**Exercise material:**
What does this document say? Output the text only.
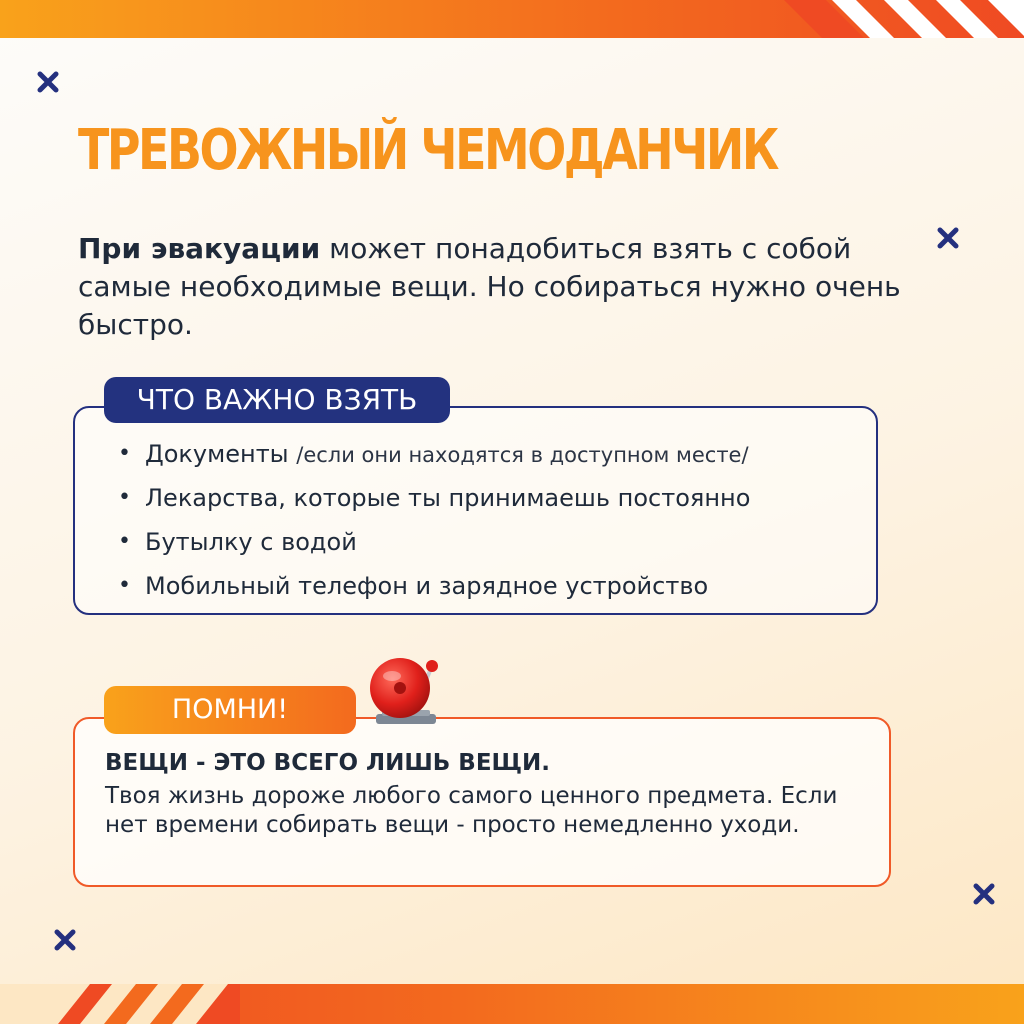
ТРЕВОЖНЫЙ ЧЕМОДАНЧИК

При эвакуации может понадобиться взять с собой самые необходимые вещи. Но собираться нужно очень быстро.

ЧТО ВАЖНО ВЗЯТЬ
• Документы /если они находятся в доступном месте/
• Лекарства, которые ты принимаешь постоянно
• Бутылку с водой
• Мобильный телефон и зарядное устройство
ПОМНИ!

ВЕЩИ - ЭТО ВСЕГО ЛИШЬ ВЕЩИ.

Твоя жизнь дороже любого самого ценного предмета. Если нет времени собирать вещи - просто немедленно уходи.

...

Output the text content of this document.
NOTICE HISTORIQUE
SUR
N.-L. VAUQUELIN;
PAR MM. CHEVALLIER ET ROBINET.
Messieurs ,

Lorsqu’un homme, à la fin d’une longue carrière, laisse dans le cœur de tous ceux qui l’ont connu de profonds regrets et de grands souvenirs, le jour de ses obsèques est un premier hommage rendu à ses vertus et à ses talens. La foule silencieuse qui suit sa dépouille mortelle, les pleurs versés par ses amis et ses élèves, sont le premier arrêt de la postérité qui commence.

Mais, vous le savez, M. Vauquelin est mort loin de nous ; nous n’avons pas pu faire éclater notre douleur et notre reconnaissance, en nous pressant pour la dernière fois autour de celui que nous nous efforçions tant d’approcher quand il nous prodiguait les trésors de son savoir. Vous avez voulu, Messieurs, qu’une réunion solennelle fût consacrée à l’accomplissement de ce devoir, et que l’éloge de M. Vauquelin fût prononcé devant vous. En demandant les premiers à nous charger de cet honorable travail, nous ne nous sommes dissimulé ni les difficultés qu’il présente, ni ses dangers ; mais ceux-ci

**Exercise task:**
List all lines holding the string "document".

**Expected output:**
What does this document say? Output the text only.
Output the text content of this document.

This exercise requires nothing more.